** start **
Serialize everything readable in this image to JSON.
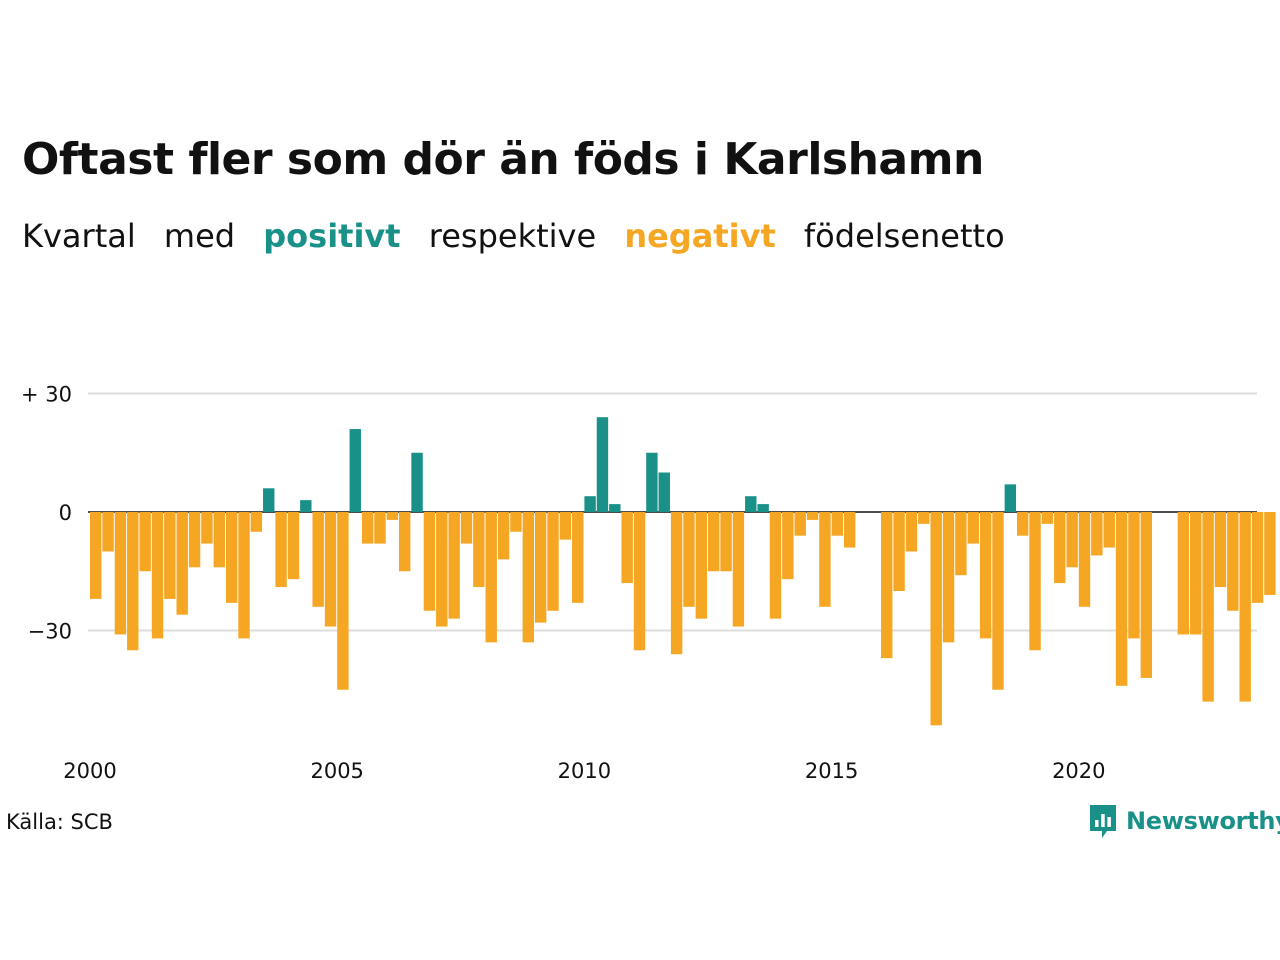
{
  "title": "Oftast fler som dör än föds i Karlshamn",
  "subtitle": {
    "w1": "Kvartal",
    "w2": "med",
    "positive_word": "positivt",
    "w3": "respektive",
    "negative_word": "negativt",
    "w4": "födelsenetto"
  },
  "source": "Källa: SCB",
  "logo": {
    "text": "Newsworthy",
    "icon": "newsworthy-chat-bar-icon"
  },
  "colors": {
    "positive": "#1a9188",
    "negative": "#f5a623",
    "grid": "#dddddd",
    "axis": "#111111"
  },
  "chart_data": {
    "type": "bar",
    "start_year": 2000,
    "interval": "quarter",
    "ylim": [
      -55,
      32
    ],
    "y_ticks": [
      30,
      0,
      -30
    ],
    "y_tick_labels": [
      "+ 30",
      "0",
      "−30"
    ],
    "x_tick_labels": [
      "2000",
      "2005",
      "2010",
      "2015",
      "2020"
    ],
    "grid": true,
    "legend": "none",
    "values": [
      -22,
      -10,
      -31,
      -35,
      -15,
      -32,
      -22,
      -26,
      -14,
      -8,
      -14,
      -23,
      -32,
      -5,
      6,
      -19,
      -17,
      3,
      -24,
      -29,
      -45,
      21,
      -8,
      -8,
      -2,
      -15,
      15,
      -25,
      -29,
      -27,
      -8,
      -19,
      -33,
      -12,
      -5,
      -33,
      -28,
      -25,
      -7,
      -23,
      4,
      24,
      2,
      -18,
      -35,
      15,
      10,
      -36,
      -24,
      -27,
      -15,
      -15,
      -29,
      4,
      2,
      -27,
      -17,
      -6,
      -2,
      -24,
      -6,
      -9,
      0,
      0,
      -37,
      -20,
      -10,
      -3,
      -54,
      -33,
      -16,
      -8,
      -32,
      -45,
      7,
      -6,
      -35,
      -3,
      -18,
      -14,
      -24,
      -11,
      -9,
      -44,
      -32,
      -42,
      0,
      0,
      -31,
      -31,
      -48,
      -19,
      -25,
      -48,
      -23,
      -21
    ]
  }
}
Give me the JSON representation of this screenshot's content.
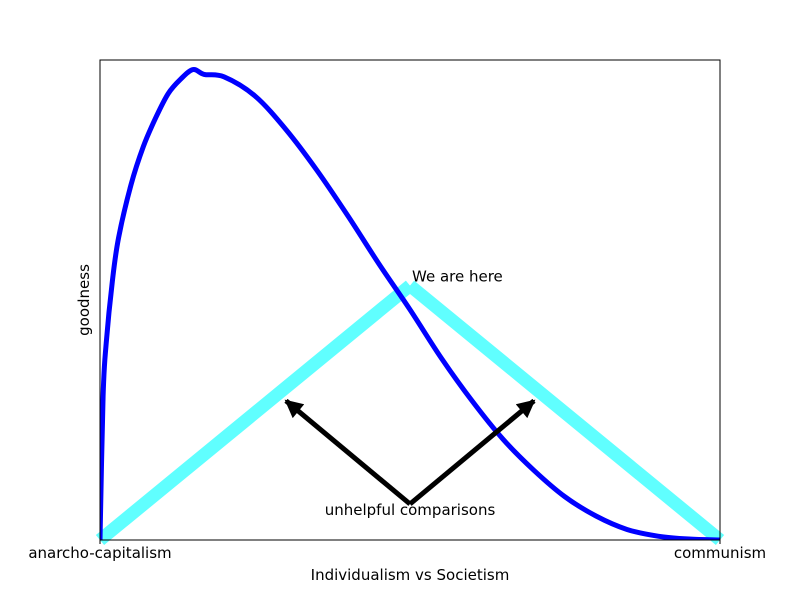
** end **
» **STATED TASK**
The data above needs to be retyped exactly, with the images left out.

» **IN RESPONSE**
Serialize everything readable in this image to JSON.
{
  "title": "Oftast fler som dör än föds i Karlshamn",
  "subtitle": {
    "w1": "Kvartal",
    "w2": "med",
    "positive_word": "positivt",
    "w3": "respektive",
    "negative_word": "negativt",
    "w4": "födelsenetto"
  },
  "source": "Källa: SCB",
  "logo": {
    "text": "Newsworthy",
    "icon": "newsworthy-chat-bar-icon"
  },
  "colors": {
    "positive": "#1a9188",
    "negative": "#f5a623",
    "grid": "#dddddd",
    "axis": "#111111"
  },
  "chart_data": {
    "type": "bar",
    "start_year": 2000,
    "interval": "quarter",
    "ylim": [
      -55,
      32
    ],
    "y_ticks": [
      30,
      0,
      -30
    ],
    "y_tick_labels": [
      "+ 30",
      "0",
      "−30"
    ],
    "x_tick_labels": [
      "2000",
      "2005",
      "2010",
      "2015",
      "2020"
    ],
    "grid": true,
    "legend": "none",
    "values": [
      -22,
      -10,
      -31,
      -35,
      -15,
      -32,
      -22,
      -26,
      -14,
      -8,
      -14,
      -23,
      -32,
      -5,
      6,
      -19,
      -17,
      3,
      -24,
      -29,
      -45,
      21,
      -8,
      -8,
      -2,
      -15,
      15,
      -25,
      -29,
      -27,
      -8,
      -19,
      -33,
      -12,
      -5,
      -33,
      -28,
      -25,
      -7,
      -23,
      4,
      24,
      2,
      -18,
      -35,
      15,
      10,
      -36,
      -24,
      -27,
      -15,
      -15,
      -29,
      4,
      2,
      -27,
      -17,
      -6,
      -2,
      -24,
      -6,
      -9,
      0,
      0,
      -37,
      -20,
      -10,
      -3,
      -54,
      -33,
      -16,
      -8,
      -32,
      -45,
      7,
      -6,
      -35,
      -3,
      -18,
      -14,
      -24,
      -11,
      -9,
      -44,
      -32,
      -42,
      0,
      0,
      -31,
      -31,
      -48,
      -19,
      -25,
      -48,
      -23,
      -21
    ]
  }
}
Give me the JSON representation of this screenshot's content.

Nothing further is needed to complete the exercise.